§ Working data:
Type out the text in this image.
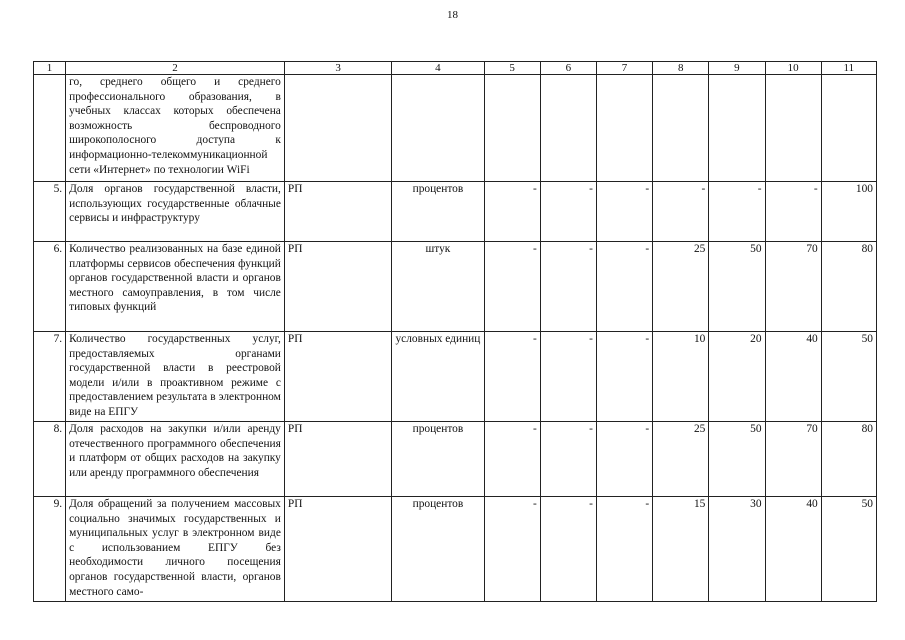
18
1	2	3	4	5	6	7	8	9	10	11
	го, среднего общего и среднего профессионального образования, в учебных классах которых обеспечена возможность беспроводного широкополосного доступа к информационно-телекоммуникационной сети «Интернет» по технологии WiFi									
5.	Доля органов государственной власти, использующих государственные облачные сервисы и инфраструктуру	РП	процентов	-	-	-	-	-	-	100
6.	Количество реализованных на базе единой платформы сервисов обеспечения функций органов государственной власти и органов местного самоуправления, в том числе типовых функций	РП	штук	-	-	-	25	50	70	80
7.	Количество государственных услуг, предоставляемых органами государственной власти в реестровой модели и/или в проактивном режиме с предоставлением результата в электронном виде на ЕПГУ	РП	условных единиц	-	-	-	10	20	40	50
8.	Доля расходов на закупки и/или аренду отечественного программного обеспечения и платформ от общих расходов на закупку или аренду программного обеспечения	РП	процентов	-	-	-	25	50	70	80
9.	Доля обращений за получением массовых социально значимых государственных и муниципальных услуг в электронном виде с использованием ЕПГУ без необходимости личного посещения органов государственной власти, органов местного само-	РП	процентов	-	-	-	15	30	40	50
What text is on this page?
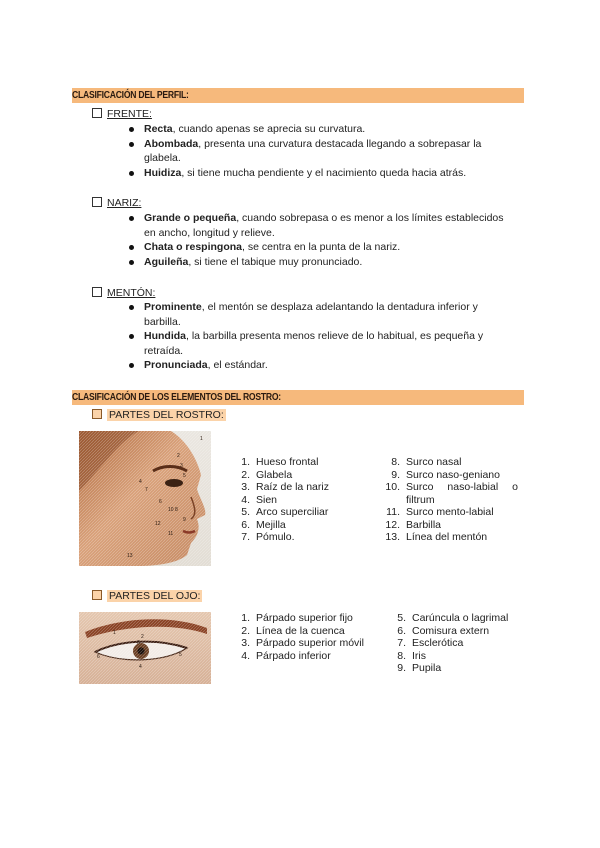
CLASIFICACIÓN DEL PERFIL:
FRENTE:
Recta, cuando apenas se aprecia su curvatura.
Abombada, presenta una curvatura destacada llegando a sobrepasar la glabela.
Huidiza, si tiene mucha pendiente y el nacimiento queda hacia atrás.
NARIZ:
Grande o pequeña, cuando sobrepasa o es menor a los límites establecidos en ancho, longitud y relieve.
Chata o respingona, se centra en la punta de la nariz.
Aguileña, si tiene el tabique muy pronunciado.
MENTÓN:
Prominente, el mentón se desplaza adelantando la dentadura inferior y barbilla.
Hundida, la barbilla presenta menos relieve de lo habitual, es pequeña y retraída.
Pronunciada, el estándar.
CLASIFICACIÓN DE LOS ELEMENTOS DEL ROSTRO:
PARTES DEL ROSTRO:
1
2
3
4
5
6
7
8
9
10
11
12
13
1. Hueso frontal
2. Glabela
3. Raíz de la nariz
4. Sien
5. Arco superciliar
6. Mejilla
7. Pómulo.
8. Surco nasal
9. Surco naso-geniano
10. Surco naso-labial o filtrum
11. Surco mento-labial
12. Barbilla
13. Línea del mentón
PARTES DEL OJO:
1
2
3
4
5
6
1. Párpado superior fijo
2. Línea de la cuenca
3. Párpado superior móvil
4. Párpado inferior
5. Carúncula o lagrimal
6. Comisura extern
7. Esclerótica
8. Iris
9. Pupila
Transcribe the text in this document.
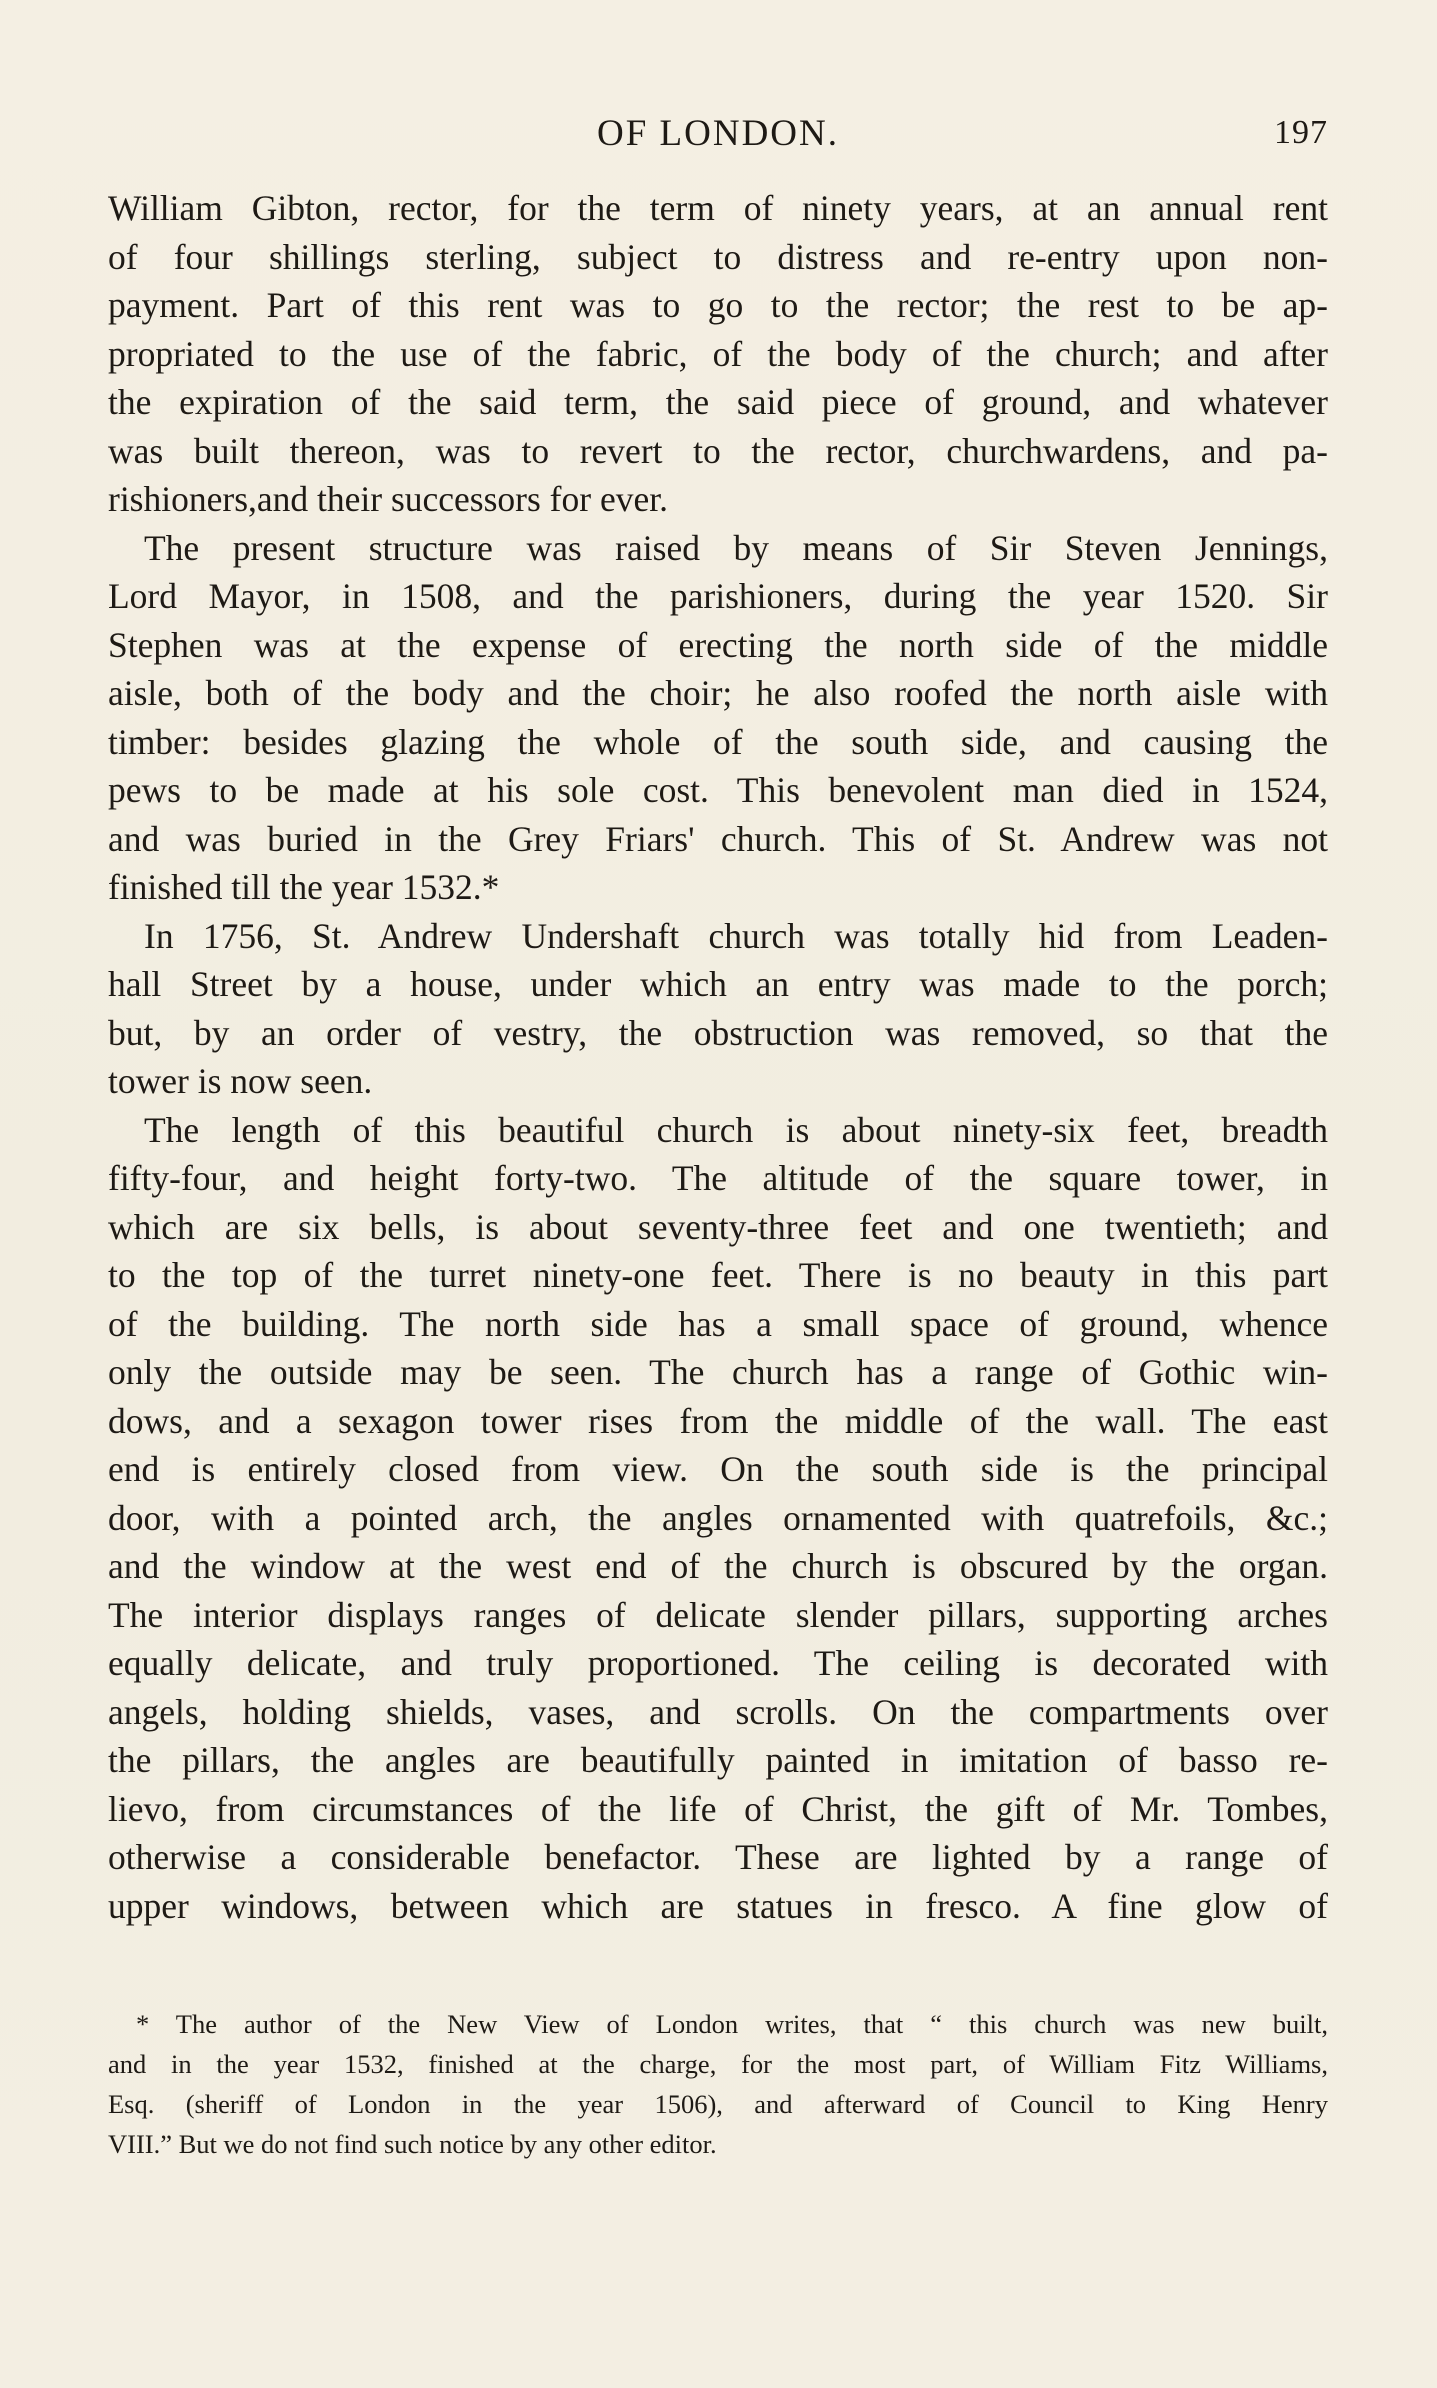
OF LONDON.	197
William Gibton, rector, for the term of ninety years, at an annual rent
of four shillings sterling, subject to distress and re-entry upon non-
payment. Part of this rent was to go to the rector; the rest to be ap-
propriated to the use of the fabric, of the body of the church; and after
the expiration of the said term, the said piece of ground, and whatever
was built thereon, was to revert to the rector, churchwardens, and pa-
rishioners,and their successors for ever.
The present structure was raised by means of Sir Steven Jennings,
Lord Mayor, in 1508, and the parishioners, during the year 1520. Sir
Stephen was at the expense of erecting the north side of the middle
aisle, both of the body and the choir; he also roofed the north aisle with
timber: besides glazing the whole of the south side, and causing the
pews to be made at his sole cost. This benevolent man died in 1524,
and was buried in the Grey Friars' church. This of St. Andrew was not
finished till the year 1532.*
In 1756, St. Andrew Undershaft church was totally hid from Leaden-
hall Street by a house, under which an entry was made to the porch;
but, by an order of vestry, the obstruction was removed, so that the
tower is now seen.
The length of this beautiful church is about ninety-six feet, breadth
fifty-four, and height forty-two. The altitude of the square tower, in
which are six bells, is about seventy-three feet and one twentieth; and
to the top of the turret ninety-one feet. There is no beauty in this part
of the building. The north side has a small space of ground, whence
only the outside may be seen. The church has a range of Gothic win-
dows, and a sexagon tower rises from the middle of the wall. The east
end is entirely closed from view. On the south side is the principal
door, with a pointed arch, the angles ornamented with quatrefoils, &c.;
and the window at the west end of the church is obscured by the organ.
The interior displays ranges of delicate slender pillars, supporting arches
equally delicate, and truly proportioned. The ceiling is decorated with
angels, holding shields, vases, and scrolls. On the compartments over
the pillars, the angles are beautifully painted in imitation of basso re-
lievo, from circumstances of the life of Christ, the gift of Mr. Tombes,
otherwise a considerable benefactor. These are lighted by a range of
upper windows, between which are statues in fresco. A fine glow of
* The author of the New View of London writes, that “ this church was new built,
and in the year 1532, finished at the charge, for the most part, of William Fitz Williams,
Esq. (sheriff of London in the year 1506), and afterward of Council to King Henry
VIII.” But we do not find such notice by any other editor.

§ What the task asks:
Copy every line that contains the string "text".

§ Exercise response:
Type out the text in this image.
What text is on this page?
Transcribe the text in this document.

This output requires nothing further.